**The problem**
Locate and copy each line in the data that contains the word "ylabel".

........

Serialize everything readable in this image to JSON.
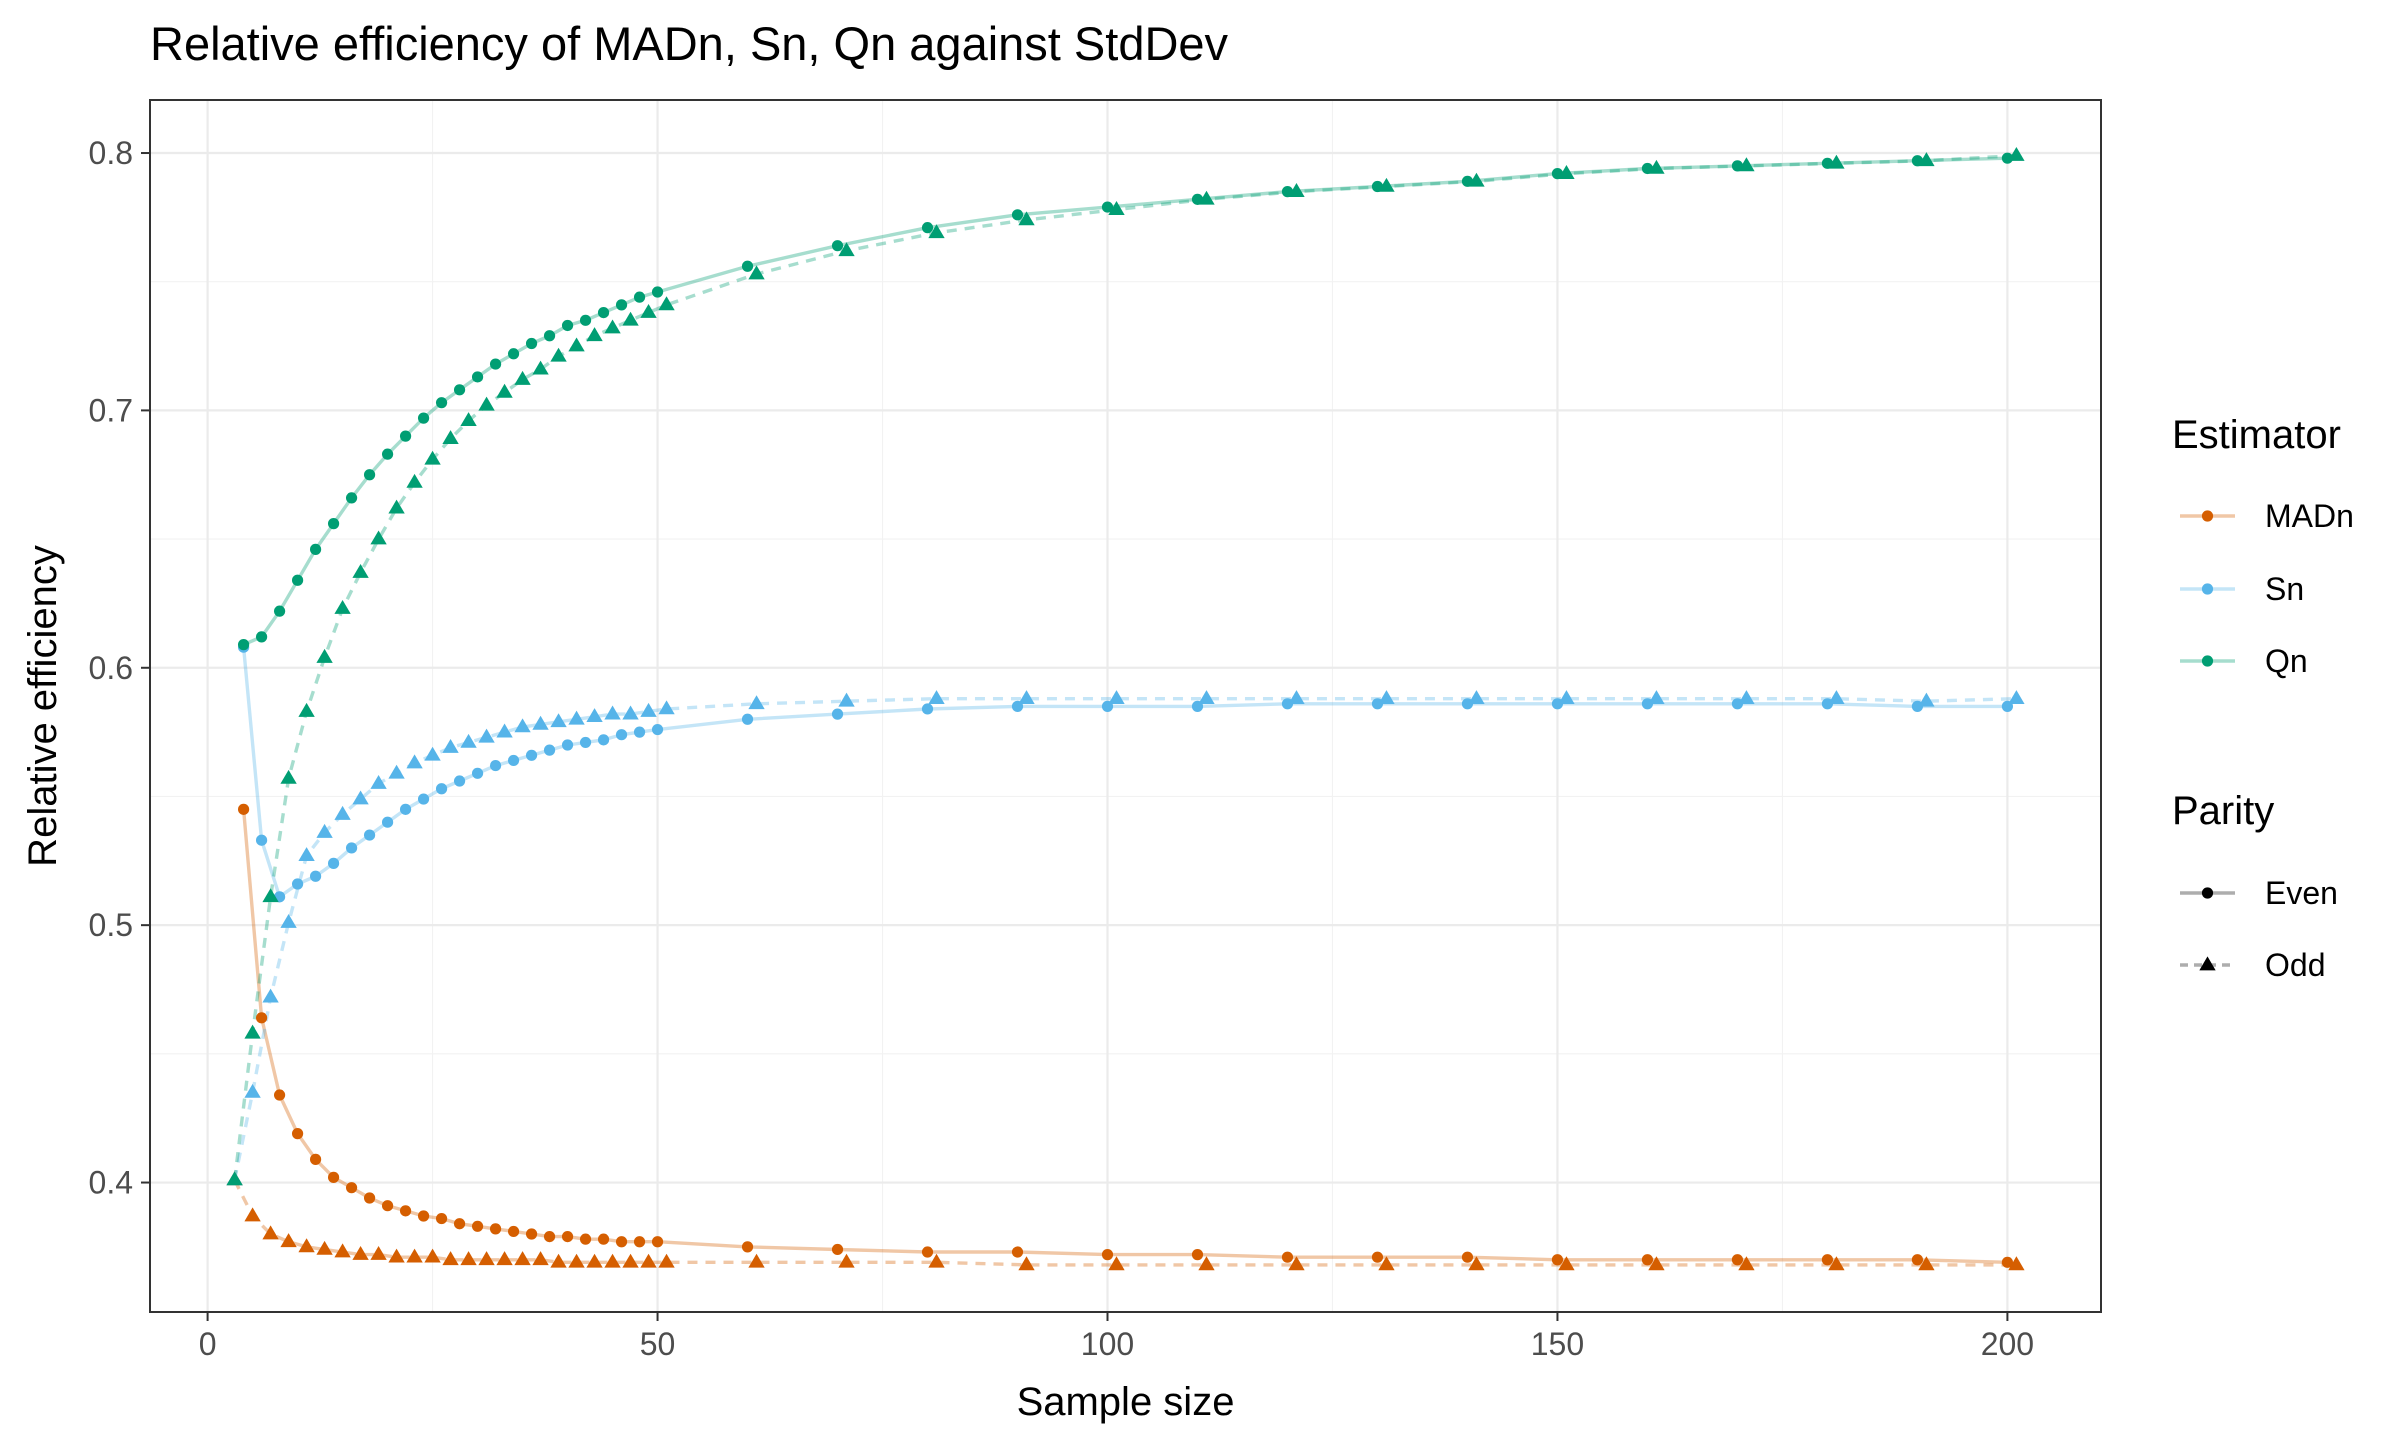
{
  "chart_data": {
    "type": "line",
    "title": "Relative efficiency of MADn, Sn, Qn against StdDev",
    "xlabel": "Sample size",
    "ylabel": "Relative efficiency",
    "xlim": [
      -6.4,
      210.4
    ],
    "ylim": [
      0.3497,
      0.8206
    ],
    "x_ticks": [
      "0",
      "50",
      "100",
      "150",
      "200"
    ],
    "x_tick_values": [
      0,
      50,
      100,
      150,
      200
    ],
    "y_ticks": [
      "0.4",
      "0.5",
      "0.6",
      "0.7",
      "0.8"
    ],
    "y_tick_values": [
      0.4,
      0.5,
      0.6,
      0.7,
      0.8
    ],
    "grid": true,
    "legend_placement": "right",
    "legends": [
      {
        "title": "Estimator",
        "entries": [
          "MADn",
          "Sn",
          "Qn"
        ]
      },
      {
        "title": "Parity",
        "entries": [
          "Even",
          "Odd"
        ]
      }
    ],
    "colors": {
      "MADn": "#D55E00",
      "Sn": "#56B4E9",
      "Qn": "#009E73",
      "parity_key": "#999999"
    },
    "series": [
      {
        "estimator": "MADn",
        "parity": "Even",
        "x": [
          4,
          6,
          8,
          10,
          12,
          14,
          16,
          18,
          20,
          22,
          24,
          26,
          28,
          30,
          32,
          34,
          36,
          38,
          40,
          42,
          44,
          46,
          48,
          50,
          60,
          70,
          80,
          90,
          100,
          110,
          120,
          130,
          140,
          150,
          160,
          170,
          180,
          190,
          200
        ],
        "y": [
          0.545,
          0.464,
          0.434,
          0.419,
          0.409,
          0.402,
          0.398,
          0.394,
          0.391,
          0.389,
          0.387,
          0.386,
          0.384,
          0.383,
          0.382,
          0.381,
          0.38,
          0.379,
          0.379,
          0.378,
          0.378,
          0.377,
          0.377,
          0.377,
          0.375,
          0.374,
          0.373,
          0.373,
          0.372,
          0.372,
          0.371,
          0.371,
          0.371,
          0.37,
          0.37,
          0.37,
          0.37,
          0.37,
          0.369
        ]
      },
      {
        "estimator": "MADn",
        "parity": "Odd",
        "x": [
          3,
          5,
          7,
          9,
          11,
          13,
          15,
          17,
          19,
          21,
          23,
          25,
          27,
          29,
          31,
          33,
          35,
          37,
          39,
          41,
          43,
          45,
          47,
          49,
          51,
          61,
          71,
          81,
          91,
          101,
          111,
          121,
          131,
          141,
          151,
          161,
          171,
          181,
          191,
          201
        ],
        "y": [
          0.401,
          0.387,
          0.38,
          0.377,
          0.375,
          0.374,
          0.373,
          0.372,
          0.372,
          0.371,
          0.371,
          0.371,
          0.37,
          0.37,
          0.37,
          0.37,
          0.37,
          0.37,
          0.369,
          0.369,
          0.369,
          0.369,
          0.369,
          0.369,
          0.369,
          0.369,
          0.369,
          0.369,
          0.368,
          0.368,
          0.368,
          0.368,
          0.368,
          0.368,
          0.368,
          0.368,
          0.368,
          0.368,
          0.368,
          0.368
        ]
      },
      {
        "estimator": "Sn",
        "parity": "Even",
        "x": [
          4,
          6,
          8,
          10,
          12,
          14,
          16,
          18,
          20,
          22,
          24,
          26,
          28,
          30,
          32,
          34,
          36,
          38,
          40,
          42,
          44,
          46,
          48,
          50,
          60,
          70,
          80,
          90,
          100,
          110,
          120,
          130,
          140,
          150,
          160,
          170,
          180,
          190,
          200
        ],
        "y": [
          0.608,
          0.533,
          0.511,
          0.516,
          0.519,
          0.524,
          0.53,
          0.535,
          0.54,
          0.545,
          0.549,
          0.553,
          0.556,
          0.559,
          0.562,
          0.564,
          0.566,
          0.568,
          0.57,
          0.571,
          0.572,
          0.574,
          0.575,
          0.576,
          0.58,
          0.582,
          0.584,
          0.585,
          0.585,
          0.585,
          0.586,
          0.586,
          0.586,
          0.586,
          0.586,
          0.586,
          0.586,
          0.585,
          0.585
        ]
      },
      {
        "estimator": "Sn",
        "parity": "Odd",
        "x": [
          3,
          5,
          7,
          9,
          11,
          13,
          15,
          17,
          19,
          21,
          23,
          25,
          27,
          29,
          31,
          33,
          35,
          37,
          39,
          41,
          43,
          45,
          47,
          49,
          51,
          61,
          71,
          81,
          91,
          101,
          111,
          121,
          131,
          141,
          151,
          161,
          171,
          181,
          191,
          201
        ],
        "y": [
          0.401,
          0.435,
          0.472,
          0.501,
          0.527,
          0.536,
          0.543,
          0.549,
          0.555,
          0.559,
          0.563,
          0.566,
          0.569,
          0.571,
          0.573,
          0.575,
          0.577,
          0.578,
          0.579,
          0.58,
          0.581,
          0.582,
          0.582,
          0.583,
          0.584,
          0.586,
          0.587,
          0.588,
          0.588,
          0.588,
          0.588,
          0.588,
          0.588,
          0.588,
          0.588,
          0.588,
          0.588,
          0.588,
          0.587,
          0.588
        ]
      },
      {
        "estimator": "Qn",
        "parity": "Even",
        "x": [
          4,
          6,
          8,
          10,
          12,
          14,
          16,
          18,
          20,
          22,
          24,
          26,
          28,
          30,
          32,
          34,
          36,
          38,
          40,
          42,
          44,
          46,
          48,
          50,
          60,
          70,
          80,
          90,
          100,
          110,
          120,
          130,
          140,
          150,
          160,
          170,
          180,
          190,
          200
        ],
        "y": [
          0.609,
          0.612,
          0.622,
          0.634,
          0.646,
          0.656,
          0.666,
          0.675,
          0.683,
          0.69,
          0.697,
          0.703,
          0.708,
          0.713,
          0.718,
          0.722,
          0.726,
          0.729,
          0.733,
          0.735,
          0.738,
          0.741,
          0.744,
          0.746,
          0.756,
          0.764,
          0.771,
          0.776,
          0.779,
          0.782,
          0.785,
          0.787,
          0.789,
          0.792,
          0.794,
          0.795,
          0.796,
          0.797,
          0.798
        ]
      },
      {
        "estimator": "Qn",
        "parity": "Odd",
        "x": [
          3,
          5,
          7,
          9,
          11,
          13,
          15,
          17,
          19,
          21,
          23,
          25,
          27,
          29,
          31,
          33,
          35,
          37,
          39,
          41,
          43,
          45,
          47,
          49,
          51,
          61,
          71,
          81,
          91,
          101,
          111,
          121,
          131,
          141,
          151,
          161,
          171,
          181,
          191,
          201
        ],
        "y": [
          0.401,
          0.458,
          0.511,
          0.557,
          0.583,
          0.604,
          0.623,
          0.637,
          0.65,
          0.662,
          0.672,
          0.681,
          0.689,
          0.696,
          0.702,
          0.707,
          0.712,
          0.716,
          0.721,
          0.725,
          0.729,
          0.732,
          0.735,
          0.738,
          0.741,
          0.753,
          0.762,
          0.769,
          0.774,
          0.778,
          0.782,
          0.785,
          0.787,
          0.789,
          0.792,
          0.794,
          0.795,
          0.796,
          0.797,
          0.799
        ]
      }
    ]
  }
}
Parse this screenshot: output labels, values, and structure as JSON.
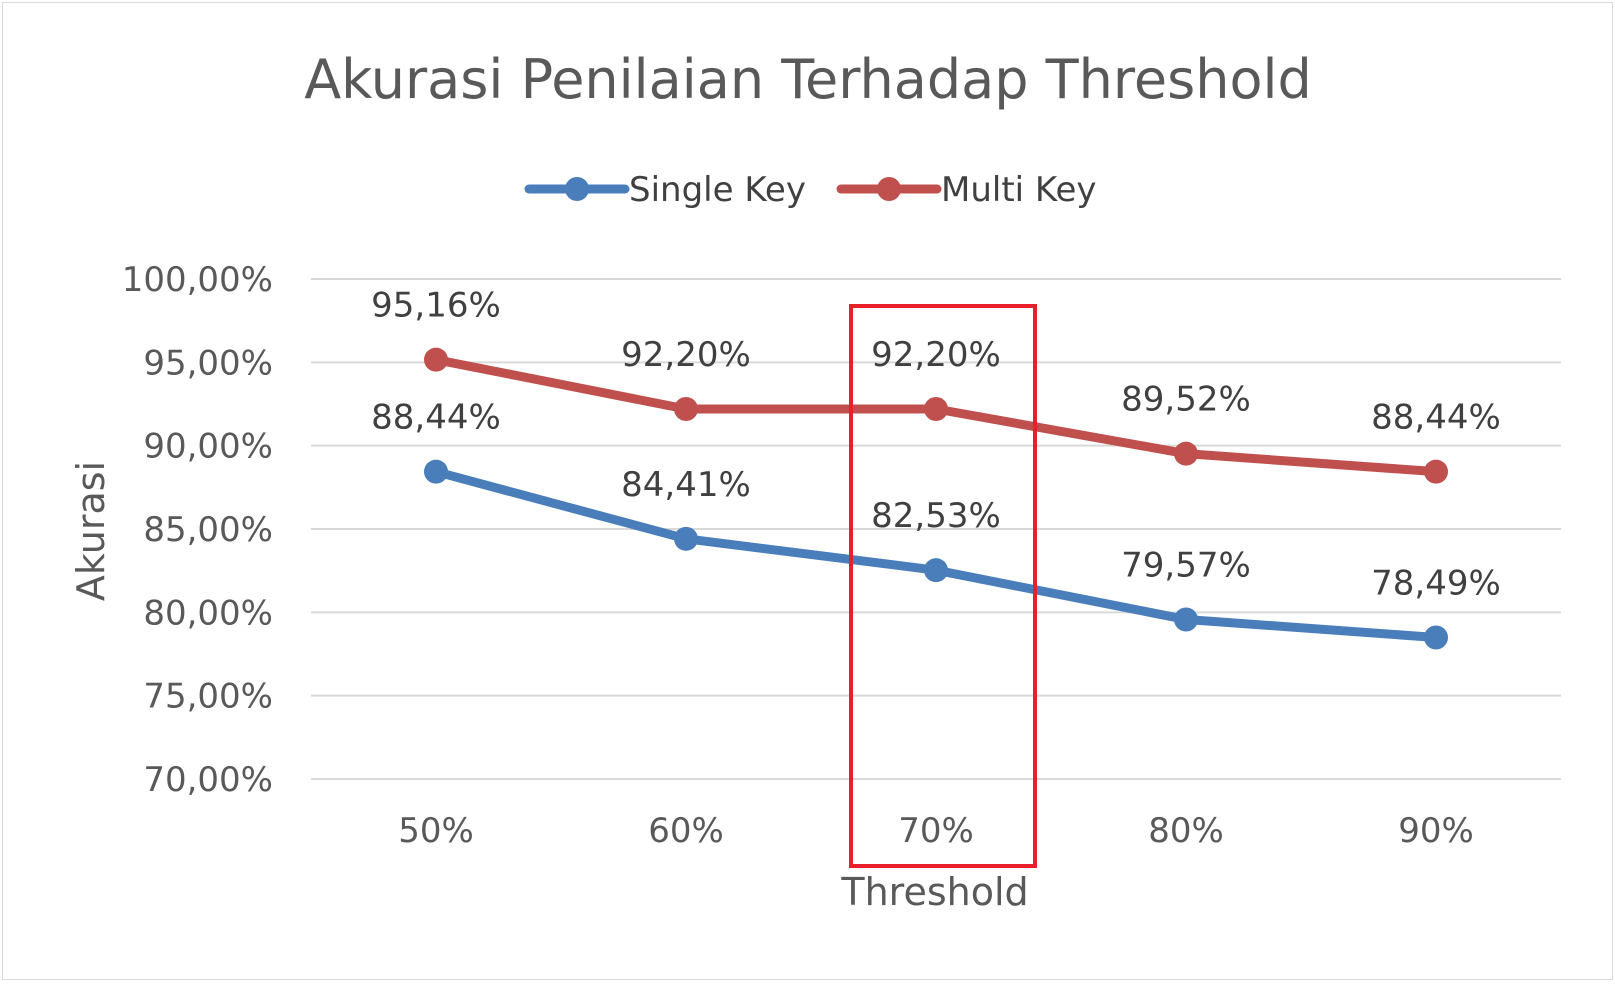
{
  "chart_data": {
    "type": "line",
    "title": "Akurasi Penilaian Terhadap Threshold",
    "xlabel": "Threshold",
    "ylabel": "Akurasi",
    "categories": [
      "50%",
      "60%",
      "70%",
      "80%",
      "90%"
    ],
    "ylim": [
      70,
      100
    ],
    "yticks": [
      "70,00%",
      "75,00%",
      "80,00%",
      "85,00%",
      "90,00%",
      "95,00%",
      "100,00%"
    ],
    "grid": true,
    "legend_position": "top",
    "series": [
      {
        "name": "Single Key",
        "color": "#4a7ebb",
        "values": [
          88.44,
          84.41,
          82.53,
          79.57,
          78.49
        ],
        "labels": [
          "88,44%",
          "84,41%",
          "82,53%",
          "79,57%",
          "78,49%"
        ]
      },
      {
        "name": "Multi Key",
        "color": "#c0504d",
        "values": [
          95.16,
          92.2,
          92.2,
          89.52,
          88.44
        ],
        "labels": [
          "95,16%",
          "92,20%",
          "92,20%",
          "89,52%",
          "88,44%"
        ]
      }
    ],
    "annotations": [
      {
        "type": "highlight-box",
        "category": "70%",
        "color": "#e8202a"
      }
    ]
  }
}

........

**Solution**
    "ylabel": "Relative efficiency",
    "ylabel": "Akurasi",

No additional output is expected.